[Stored items from a collection]
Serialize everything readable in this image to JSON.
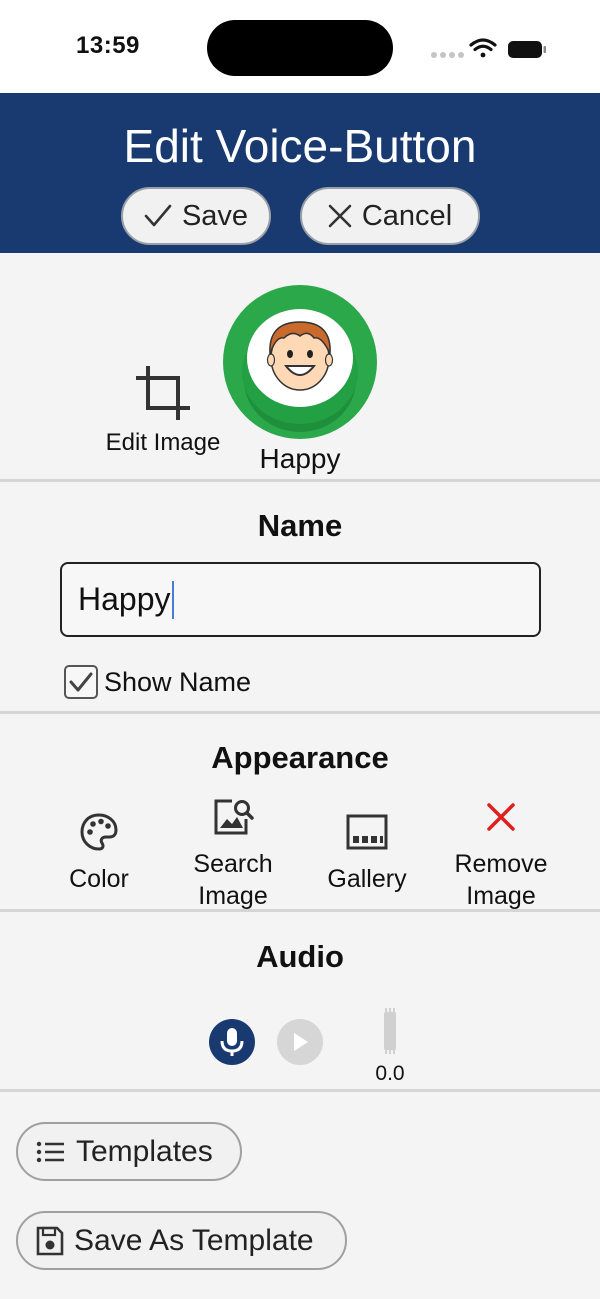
{
  "status_bar": {
    "time": "13:59",
    "icons": [
      "signal-icon",
      "wifi-icon",
      "battery-icon"
    ]
  },
  "header": {
    "title": "Edit Voice-Button",
    "save_label": "Save",
    "cancel_label": "Cancel"
  },
  "preview": {
    "edit_image_label": "Edit Image",
    "button_name": "Happy",
    "button_color": "#2aa84a"
  },
  "name_section": {
    "title": "Name",
    "value": "Happy",
    "show_name_label": "Show Name",
    "show_name_checked": true
  },
  "appearance": {
    "title": "Appearance",
    "items": [
      {
        "label": "Color",
        "icon": "palette-icon"
      },
      {
        "label": "Search Image",
        "icon": "image-search-icon"
      },
      {
        "label": "Gallery",
        "icon": "gallery-icon"
      },
      {
        "label": "Remove Image",
        "icon": "close-icon"
      }
    ]
  },
  "audio": {
    "title": "Audio",
    "duration": "0.0"
  },
  "footer": {
    "templates_label": "Templates",
    "save_as_template_label": "Save As Template"
  },
  "colors": {
    "header_bg": "#183a70",
    "accent": "#183a70",
    "remove_red": "#e0201e",
    "background": "#f4f4f4"
  }
}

#### Given request:
Gather and copy every line of the data in which the string "Edit" is found.

#### The completed task:
    "title": "Edit Voice-Button",
    "edit_image_label": "Edit Image",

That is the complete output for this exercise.